**Data entries for graphics:**
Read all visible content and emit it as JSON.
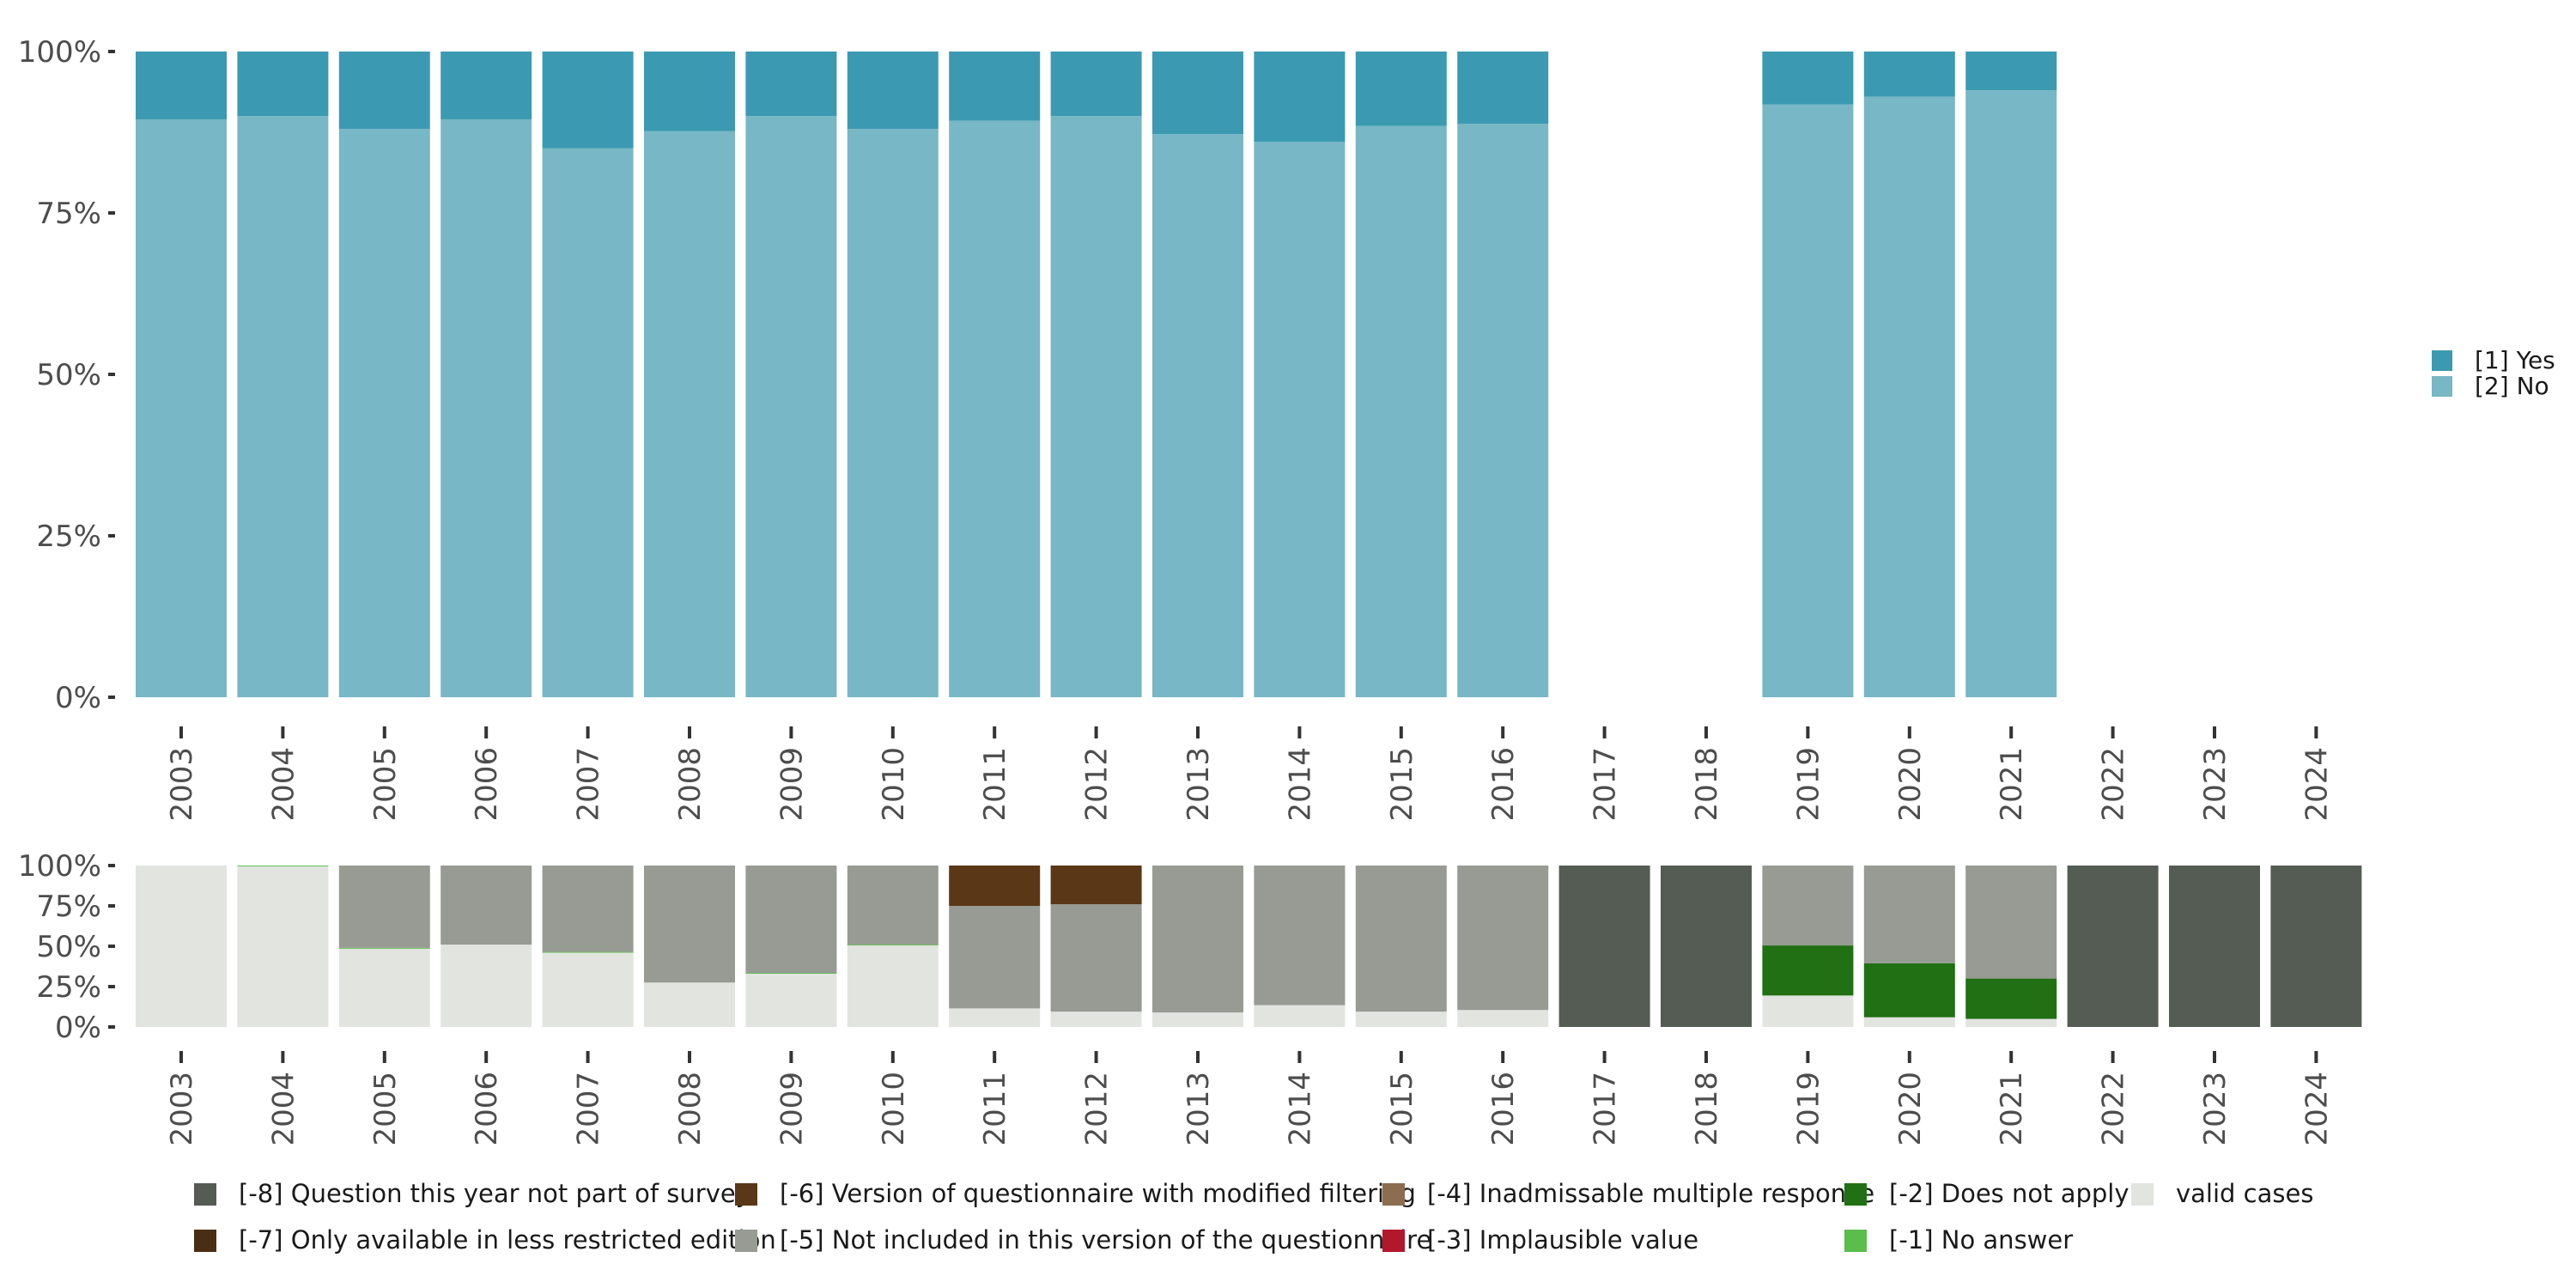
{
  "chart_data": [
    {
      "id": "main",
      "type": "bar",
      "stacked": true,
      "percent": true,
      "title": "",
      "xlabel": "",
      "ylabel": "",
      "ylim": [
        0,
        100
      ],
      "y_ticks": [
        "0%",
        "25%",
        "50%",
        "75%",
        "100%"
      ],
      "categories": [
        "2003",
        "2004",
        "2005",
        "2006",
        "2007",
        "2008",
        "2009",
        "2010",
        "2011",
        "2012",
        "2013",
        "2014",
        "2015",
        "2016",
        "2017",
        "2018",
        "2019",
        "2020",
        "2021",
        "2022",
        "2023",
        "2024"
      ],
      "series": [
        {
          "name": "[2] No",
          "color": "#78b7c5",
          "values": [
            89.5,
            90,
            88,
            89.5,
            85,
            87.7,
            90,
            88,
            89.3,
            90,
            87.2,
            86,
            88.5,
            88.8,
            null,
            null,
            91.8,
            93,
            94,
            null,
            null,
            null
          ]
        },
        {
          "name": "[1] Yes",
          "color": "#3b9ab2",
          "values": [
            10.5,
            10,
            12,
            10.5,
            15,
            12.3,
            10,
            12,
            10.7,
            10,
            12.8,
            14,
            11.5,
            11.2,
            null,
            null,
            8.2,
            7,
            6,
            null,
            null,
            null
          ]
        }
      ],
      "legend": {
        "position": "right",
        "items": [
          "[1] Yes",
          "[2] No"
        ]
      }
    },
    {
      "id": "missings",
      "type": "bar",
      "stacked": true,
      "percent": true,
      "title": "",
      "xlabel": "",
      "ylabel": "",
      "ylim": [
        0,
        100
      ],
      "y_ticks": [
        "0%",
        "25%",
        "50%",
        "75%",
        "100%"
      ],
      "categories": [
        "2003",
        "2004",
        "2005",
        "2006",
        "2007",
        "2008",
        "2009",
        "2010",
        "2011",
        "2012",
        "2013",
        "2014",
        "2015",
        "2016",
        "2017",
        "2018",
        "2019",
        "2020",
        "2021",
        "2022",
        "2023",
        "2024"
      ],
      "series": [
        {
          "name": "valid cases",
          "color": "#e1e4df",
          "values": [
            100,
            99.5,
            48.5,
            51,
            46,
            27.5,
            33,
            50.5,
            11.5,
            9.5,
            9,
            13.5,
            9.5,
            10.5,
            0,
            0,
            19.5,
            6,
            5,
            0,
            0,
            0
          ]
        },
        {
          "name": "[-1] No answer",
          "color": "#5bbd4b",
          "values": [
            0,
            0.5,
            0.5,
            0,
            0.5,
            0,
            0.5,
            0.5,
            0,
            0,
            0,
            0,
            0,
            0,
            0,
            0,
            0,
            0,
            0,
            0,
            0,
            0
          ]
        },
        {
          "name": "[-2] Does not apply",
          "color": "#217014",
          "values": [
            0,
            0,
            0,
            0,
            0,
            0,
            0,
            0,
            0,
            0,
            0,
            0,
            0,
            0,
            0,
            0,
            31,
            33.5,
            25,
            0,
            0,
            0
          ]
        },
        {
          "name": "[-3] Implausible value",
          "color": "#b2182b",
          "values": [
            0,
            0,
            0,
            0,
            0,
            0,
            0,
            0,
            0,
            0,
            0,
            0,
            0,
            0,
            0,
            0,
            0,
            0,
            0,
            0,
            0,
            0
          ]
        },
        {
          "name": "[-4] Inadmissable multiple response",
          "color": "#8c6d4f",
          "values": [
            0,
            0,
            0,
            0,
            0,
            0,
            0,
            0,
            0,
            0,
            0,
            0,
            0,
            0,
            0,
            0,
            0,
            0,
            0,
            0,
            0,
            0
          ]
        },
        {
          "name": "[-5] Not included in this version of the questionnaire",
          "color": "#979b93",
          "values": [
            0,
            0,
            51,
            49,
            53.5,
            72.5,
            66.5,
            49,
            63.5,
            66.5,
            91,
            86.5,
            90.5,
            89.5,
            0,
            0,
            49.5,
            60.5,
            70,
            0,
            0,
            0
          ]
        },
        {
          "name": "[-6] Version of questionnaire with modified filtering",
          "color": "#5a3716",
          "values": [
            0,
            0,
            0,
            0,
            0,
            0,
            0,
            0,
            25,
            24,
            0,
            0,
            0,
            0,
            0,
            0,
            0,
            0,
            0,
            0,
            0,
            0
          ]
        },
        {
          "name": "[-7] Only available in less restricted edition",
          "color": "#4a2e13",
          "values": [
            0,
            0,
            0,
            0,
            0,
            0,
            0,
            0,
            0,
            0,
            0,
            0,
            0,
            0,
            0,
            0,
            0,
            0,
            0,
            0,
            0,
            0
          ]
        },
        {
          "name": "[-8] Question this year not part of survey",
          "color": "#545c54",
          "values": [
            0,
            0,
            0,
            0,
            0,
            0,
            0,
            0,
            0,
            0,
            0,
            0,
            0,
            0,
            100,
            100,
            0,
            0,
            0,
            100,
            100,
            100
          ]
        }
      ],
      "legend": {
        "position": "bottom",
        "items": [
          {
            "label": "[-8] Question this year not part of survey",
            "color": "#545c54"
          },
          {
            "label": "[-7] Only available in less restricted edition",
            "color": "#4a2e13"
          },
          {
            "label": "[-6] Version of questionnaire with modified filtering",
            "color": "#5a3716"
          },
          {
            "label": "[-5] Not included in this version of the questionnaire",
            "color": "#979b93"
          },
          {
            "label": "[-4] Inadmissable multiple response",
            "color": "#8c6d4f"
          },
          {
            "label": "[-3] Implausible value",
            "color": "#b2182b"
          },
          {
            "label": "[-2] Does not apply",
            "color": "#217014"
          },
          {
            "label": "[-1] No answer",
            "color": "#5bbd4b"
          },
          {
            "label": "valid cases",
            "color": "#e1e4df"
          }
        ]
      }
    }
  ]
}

--

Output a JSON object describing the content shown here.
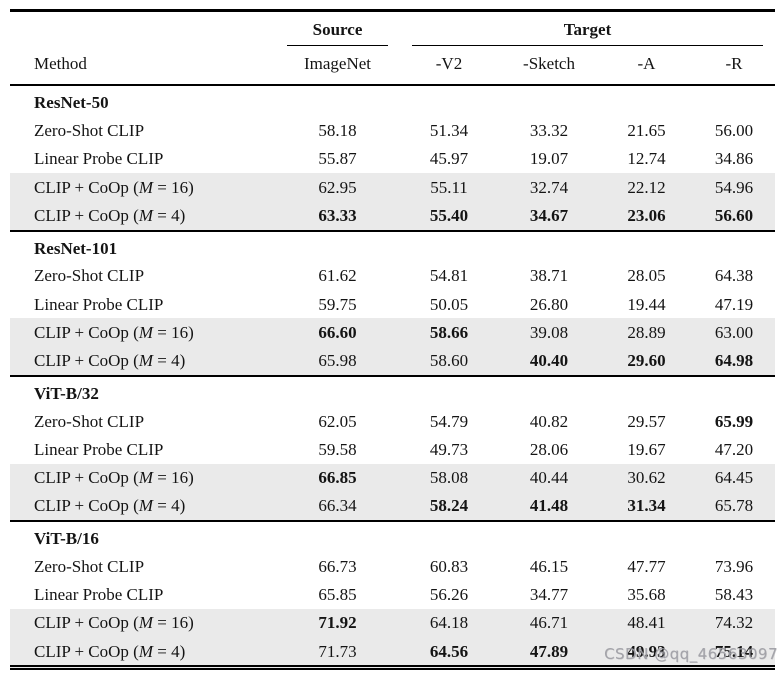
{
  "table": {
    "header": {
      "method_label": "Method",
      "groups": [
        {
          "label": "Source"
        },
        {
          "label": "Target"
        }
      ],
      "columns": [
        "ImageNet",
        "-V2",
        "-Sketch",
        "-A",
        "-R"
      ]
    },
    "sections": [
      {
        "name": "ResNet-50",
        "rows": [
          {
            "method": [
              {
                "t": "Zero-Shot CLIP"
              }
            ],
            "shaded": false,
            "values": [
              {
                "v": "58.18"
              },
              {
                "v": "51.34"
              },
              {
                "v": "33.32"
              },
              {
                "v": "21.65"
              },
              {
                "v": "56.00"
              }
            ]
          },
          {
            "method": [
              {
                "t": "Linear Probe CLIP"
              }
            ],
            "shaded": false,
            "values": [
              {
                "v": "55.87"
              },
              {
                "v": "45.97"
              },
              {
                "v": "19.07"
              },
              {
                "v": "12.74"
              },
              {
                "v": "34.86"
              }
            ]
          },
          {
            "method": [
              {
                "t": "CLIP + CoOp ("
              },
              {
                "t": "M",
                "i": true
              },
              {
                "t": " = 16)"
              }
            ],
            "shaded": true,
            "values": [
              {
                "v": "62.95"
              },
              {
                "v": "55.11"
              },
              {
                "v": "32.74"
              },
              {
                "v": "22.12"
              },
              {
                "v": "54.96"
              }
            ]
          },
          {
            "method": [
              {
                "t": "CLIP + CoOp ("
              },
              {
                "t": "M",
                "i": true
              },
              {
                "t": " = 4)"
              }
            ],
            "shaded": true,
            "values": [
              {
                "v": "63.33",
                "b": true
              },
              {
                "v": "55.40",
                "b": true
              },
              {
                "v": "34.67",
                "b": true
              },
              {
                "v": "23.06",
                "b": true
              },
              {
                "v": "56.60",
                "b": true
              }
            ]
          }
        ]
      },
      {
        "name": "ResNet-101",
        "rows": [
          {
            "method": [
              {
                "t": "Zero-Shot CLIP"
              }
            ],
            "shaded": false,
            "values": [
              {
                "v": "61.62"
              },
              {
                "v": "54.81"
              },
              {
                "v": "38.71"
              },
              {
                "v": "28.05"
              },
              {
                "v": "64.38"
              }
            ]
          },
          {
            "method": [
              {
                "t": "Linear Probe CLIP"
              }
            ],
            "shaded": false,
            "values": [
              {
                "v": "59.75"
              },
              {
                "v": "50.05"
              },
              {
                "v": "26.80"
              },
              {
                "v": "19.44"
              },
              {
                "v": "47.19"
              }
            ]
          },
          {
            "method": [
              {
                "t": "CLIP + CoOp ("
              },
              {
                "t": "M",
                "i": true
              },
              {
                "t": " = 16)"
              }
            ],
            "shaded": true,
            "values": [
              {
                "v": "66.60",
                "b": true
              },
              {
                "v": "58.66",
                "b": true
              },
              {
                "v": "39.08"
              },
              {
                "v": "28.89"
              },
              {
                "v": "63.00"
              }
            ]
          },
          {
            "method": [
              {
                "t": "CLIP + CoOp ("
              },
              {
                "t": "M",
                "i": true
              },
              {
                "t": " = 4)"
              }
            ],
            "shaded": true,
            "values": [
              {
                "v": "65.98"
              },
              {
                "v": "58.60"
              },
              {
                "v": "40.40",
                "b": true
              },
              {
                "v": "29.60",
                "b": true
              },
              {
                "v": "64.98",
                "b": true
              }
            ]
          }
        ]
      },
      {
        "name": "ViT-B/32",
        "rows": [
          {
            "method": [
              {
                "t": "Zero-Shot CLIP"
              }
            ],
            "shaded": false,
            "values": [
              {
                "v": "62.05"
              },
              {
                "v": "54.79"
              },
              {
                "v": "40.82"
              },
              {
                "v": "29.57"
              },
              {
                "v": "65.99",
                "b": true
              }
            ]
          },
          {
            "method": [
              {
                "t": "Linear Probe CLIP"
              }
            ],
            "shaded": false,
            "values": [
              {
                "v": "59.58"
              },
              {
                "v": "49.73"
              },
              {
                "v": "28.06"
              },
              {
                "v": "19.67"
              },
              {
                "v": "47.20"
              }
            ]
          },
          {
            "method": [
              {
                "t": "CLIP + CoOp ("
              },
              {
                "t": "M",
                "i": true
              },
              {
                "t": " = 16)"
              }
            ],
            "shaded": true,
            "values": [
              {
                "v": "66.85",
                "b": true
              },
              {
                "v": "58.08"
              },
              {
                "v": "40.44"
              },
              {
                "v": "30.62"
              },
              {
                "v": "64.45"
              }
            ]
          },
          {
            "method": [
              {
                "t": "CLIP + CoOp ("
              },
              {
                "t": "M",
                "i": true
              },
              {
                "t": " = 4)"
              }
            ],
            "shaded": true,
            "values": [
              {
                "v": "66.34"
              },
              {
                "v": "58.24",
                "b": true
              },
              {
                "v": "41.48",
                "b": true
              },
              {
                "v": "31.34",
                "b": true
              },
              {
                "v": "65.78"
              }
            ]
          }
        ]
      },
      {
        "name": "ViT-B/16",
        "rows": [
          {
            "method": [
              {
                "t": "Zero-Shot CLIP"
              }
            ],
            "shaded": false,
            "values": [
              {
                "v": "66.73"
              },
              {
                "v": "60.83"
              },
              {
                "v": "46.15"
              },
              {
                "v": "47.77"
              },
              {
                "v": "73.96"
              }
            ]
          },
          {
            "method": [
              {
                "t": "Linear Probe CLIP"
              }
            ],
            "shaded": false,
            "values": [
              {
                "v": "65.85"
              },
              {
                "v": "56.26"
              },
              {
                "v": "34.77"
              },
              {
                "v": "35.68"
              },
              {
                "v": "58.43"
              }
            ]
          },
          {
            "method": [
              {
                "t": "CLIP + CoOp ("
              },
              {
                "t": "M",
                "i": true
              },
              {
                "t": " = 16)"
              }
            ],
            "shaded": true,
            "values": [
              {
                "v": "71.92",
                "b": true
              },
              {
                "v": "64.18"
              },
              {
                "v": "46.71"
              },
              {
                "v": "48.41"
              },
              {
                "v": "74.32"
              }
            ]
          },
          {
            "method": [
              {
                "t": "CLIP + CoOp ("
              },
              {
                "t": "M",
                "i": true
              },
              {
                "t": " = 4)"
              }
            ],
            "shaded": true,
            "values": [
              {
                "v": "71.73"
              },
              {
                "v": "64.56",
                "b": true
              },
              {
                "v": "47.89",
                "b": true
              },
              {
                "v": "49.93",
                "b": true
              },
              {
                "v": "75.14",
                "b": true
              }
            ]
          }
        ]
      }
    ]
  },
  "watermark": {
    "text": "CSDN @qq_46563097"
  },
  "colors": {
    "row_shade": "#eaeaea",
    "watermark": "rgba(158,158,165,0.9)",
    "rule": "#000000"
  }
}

**WHAT YOU ARE ASKED TO DO:** Filter the records above for "apply" and copy every matching line.

**RESULT OF THE TASK:**
          "name": "[-2] Does not apply",
            "label": "[-2] Does not apply",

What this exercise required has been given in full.